**To do:** Transcribe the material in full. Nothing should differ except that the pictures are left out.

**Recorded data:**

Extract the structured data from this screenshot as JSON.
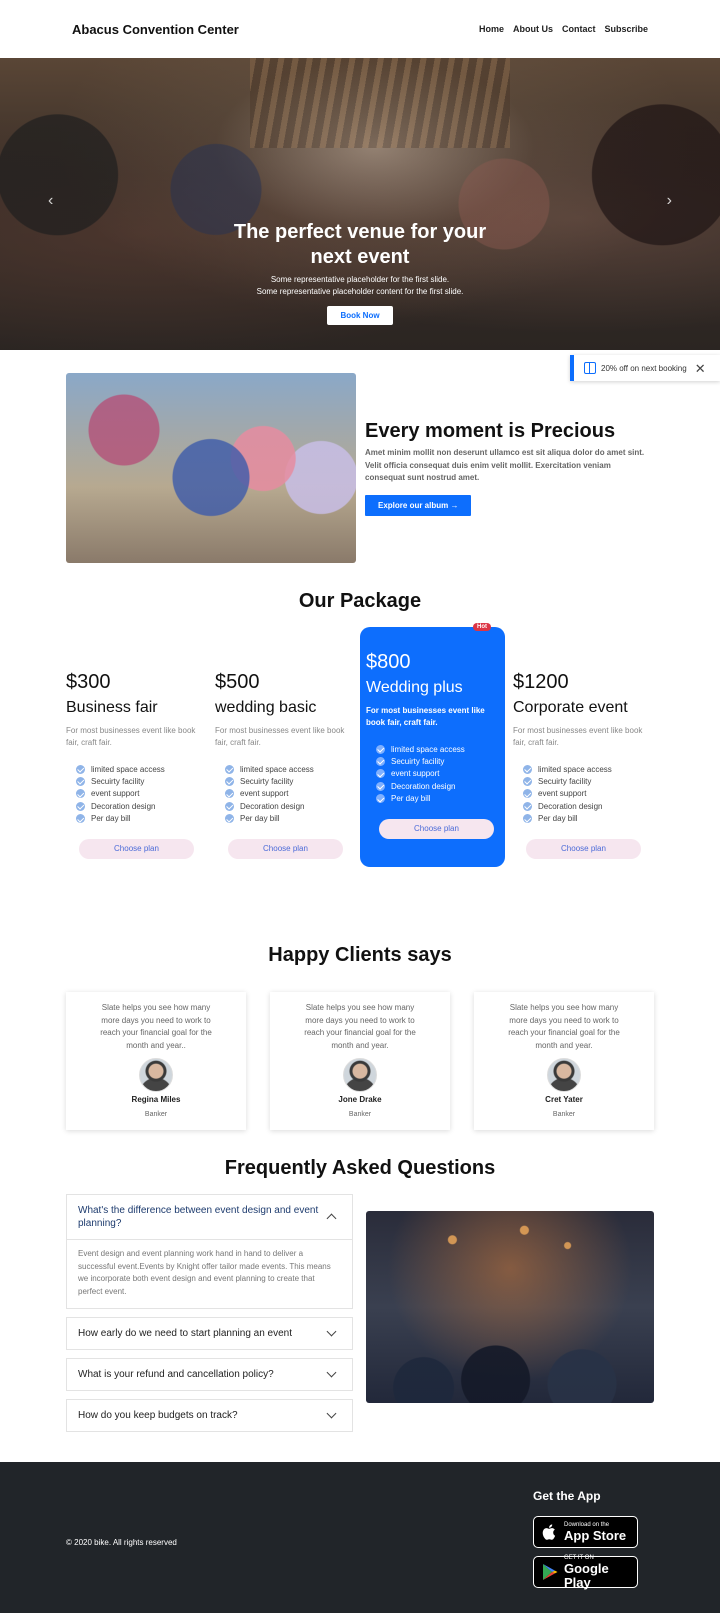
{
  "nav": {
    "brand": "Abacus Convention Center",
    "links": [
      "Home",
      "About Us",
      "Contact",
      "Subscribe"
    ]
  },
  "hero": {
    "title": "The perfect venue for your next event",
    "subtitle_1": "Some representative placeholder for the first slide.",
    "subtitle_2": "Some representative placeholder content for the first slide.",
    "button": "Book Now",
    "prev_icon": "chevron-left-icon",
    "next_icon": "chevron-right-icon",
    "active_slide": 1,
    "slide_count": 4
  },
  "promo": {
    "icon": "gift-icon",
    "text": "20% off on next booking",
    "close_icon": "close-icon"
  },
  "about": {
    "title": "Every moment is Precious",
    "description": "Amet minim mollit non deserunt ullamco est sit aliqua dolor do amet sint. Velit officia consequat duis enim velit mollit. Exercitation veniam consequat sunt nostrud amet.",
    "button": "Explore our album →"
  },
  "packages": {
    "title": "Our Package",
    "hot_badge": "Hot",
    "items": [
      {
        "price": "$300",
        "name": "Business fair",
        "desc": "For most businesses event like book fair, craft fair.",
        "features": [
          "limited space access",
          "Secuirty facility",
          "event support",
          "Decoration design",
          "Per day bill"
        ],
        "button": "Choose plan",
        "featured": false
      },
      {
        "price": "$500",
        "name": "wedding basic",
        "desc": "For most businesses event like book fair, craft fair.",
        "features": [
          "limited space access",
          "Secuirty facility",
          "event support",
          "Decoration design",
          "Per day bill"
        ],
        "button": "Choose plan",
        "featured": false
      },
      {
        "price": "$800",
        "name": "Wedding plus",
        "desc": "For most businesses event like book fair, craft fair.",
        "features": [
          "limited space access",
          "Secuirty facility",
          "event support",
          "Decoration design",
          "Per day bill"
        ],
        "button": "Choose plan",
        "featured": true
      },
      {
        "price": "$1200",
        "name": "Corporate event",
        "desc": "For most businesses event like book fair, craft fair.",
        "features": [
          "limited space access",
          "Secuirty facility",
          "event support",
          "Decoration design",
          "Per day bill"
        ],
        "button": "Choose plan",
        "featured": false
      }
    ]
  },
  "clients": {
    "title": "Happy Clients says",
    "items": [
      {
        "quote": "Slate helps you see how many more days you need to work to reach your financial goal for the month and year..",
        "name": "Regina Miles",
        "role": "Banker"
      },
      {
        "quote": "Slate helps you see how many more days you need to work to reach your financial goal for the month and year.",
        "name": "Jone Drake",
        "role": "Banker"
      },
      {
        "quote": "Slate helps you see how many more days you need to work to reach your financial goal for the month and year.",
        "name": "Cret Yater",
        "role": "Banker"
      }
    ]
  },
  "faq": {
    "title": "Frequently Asked Questions",
    "items": [
      {
        "question": "What's the difference between event design and event planning?",
        "answer": "Event design and event planning work hand in hand to deliver a successful event.Events by Knight offer tailor made events. This means we incorporate both event design and event planning to create that perfect event.",
        "open": true
      },
      {
        "question": "How early do we need to start planning an event",
        "open": false
      },
      {
        "question": "What is your refund and cancellation policy?",
        "open": false
      },
      {
        "question": "How do you keep budgets on track?",
        "open": false
      }
    ]
  },
  "footer": {
    "copyright": "© 2020 bike. All rights reserved",
    "get_app": "Get the App",
    "app_store_small": "Download on the",
    "app_store_big": "App Store",
    "google_small": "GET IT ON",
    "google_big": "Google Play"
  },
  "colors": {
    "primary": "#0d6efd",
    "footer_bg": "#212529",
    "hot_badge": "#dc3545",
    "choose_plan_bg": "#f6e6ef"
  }
}
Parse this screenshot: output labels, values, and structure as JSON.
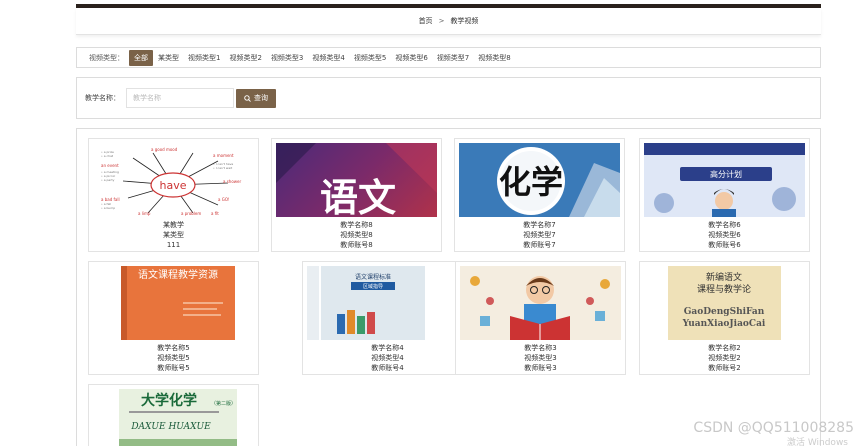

**Answer to this problem:**
Extract the structured data from this screenshot as JSON.
{
  "nav": {
    "brand": "Abacus Convention Center",
    "links": [
      "Home",
      "About Us",
      "Contact",
      "Subscribe"
    ]
  },
  "hero": {
    "title": "The perfect venue for your next event",
    "subtitle_1": "Some representative placeholder for the first slide.",
    "subtitle_2": "Some representative placeholder content for the first slide.",
    "button": "Book Now",
    "prev_icon": "chevron-left-icon",
    "next_icon": "chevron-right-icon",
    "active_slide": 1,
    "slide_count": 4
  },
  "promo": {
    "icon": "gift-icon",
    "text": "20% off on next booking",
    "close_icon": "close-icon"
  },
  "about": {
    "title": "Every moment is Precious",
    "description": "Amet minim mollit non deserunt ullamco est sit aliqua dolor do amet sint. Velit officia consequat duis enim velit mollit. Exercitation veniam consequat sunt nostrud amet.",
    "button": "Explore our album →"
  },
  "packages": {
    "title": "Our Package",
    "hot_badge": "Hot",
    "items": [
      {
        "price": "$300",
        "name": "Business fair",
        "desc": "For most businesses event like book fair, craft fair.",
        "features": [
          "limited space access",
          "Secuirty facility",
          "event support",
          "Decoration design",
          "Per day bill"
        ],
        "button": "Choose plan",
        "featured": false
      },
      {
        "price": "$500",
        "name": "wedding basic",
        "desc": "For most businesses event like book fair, craft fair.",
        "features": [
          "limited space access",
          "Secuirty facility",
          "event support",
          "Decoration design",
          "Per day bill"
        ],
        "button": "Choose plan",
        "featured": false
      },
      {
        "price": "$800",
        "name": "Wedding plus",
        "desc": "For most businesses event like book fair, craft fair.",
        "features": [
          "limited space access",
          "Secuirty facility",
          "event support",
          "Decoration design",
          "Per day bill"
        ],
        "button": "Choose plan",
        "featured": true
      },
      {
        "price": "$1200",
        "name": "Corporate event",
        "desc": "For most businesses event like book fair, craft fair.",
        "features": [
          "limited space access",
          "Secuirty facility",
          "event support",
          "Decoration design",
          "Per day bill"
        ],
        "button": "Choose plan",
        "featured": false
      }
    ]
  },
  "clients": {
    "title": "Happy Clients says",
    "items": [
      {
        "quote": "Slate helps you see how many more days you need to work to reach your financial goal for the month and year..",
        "name": "Regina Miles",
        "role": "Banker"
      },
      {
        "quote": "Slate helps you see how many more days you need to work to reach your financial goal for the month and year.",
        "name": "Jone Drake",
        "role": "Banker"
      },
      {
        "quote": "Slate helps you see how many more days you need to work to reach your financial goal for the month and year.",
        "name": "Cret Yater",
        "role": "Banker"
      }
    ]
  },
  "faq": {
    "title": "Frequently Asked Questions",
    "items": [
      {
        "question": "What's the difference between event design and event planning?",
        "answer": "Event design and event planning work hand in hand to deliver a successful event.Events by Knight offer tailor made events. This means we incorporate both event design and event planning to create that perfect event.",
        "open": true
      },
      {
        "question": "How early do we need to start planning an event",
        "open": false
      },
      {
        "question": "What is your refund and cancellation policy?",
        "open": false
      },
      {
        "question": "How do you keep budgets on track?",
        "open": false
      }
    ]
  },
  "footer": {
    "copyright": "© 2020 bike. All rights reserved",
    "get_app": "Get the App",
    "app_store_small": "Download on the",
    "app_store_big": "App Store",
    "google_small": "GET IT ON",
    "google_big": "Google Play"
  },
  "colors": {
    "primary": "#0d6efd",
    "footer_bg": "#212529",
    "hot_badge": "#dc3545",
    "choose_plan_bg": "#f6e6ef"
  }
}
Parse this screenshot: output labels, values, and structure as JSON.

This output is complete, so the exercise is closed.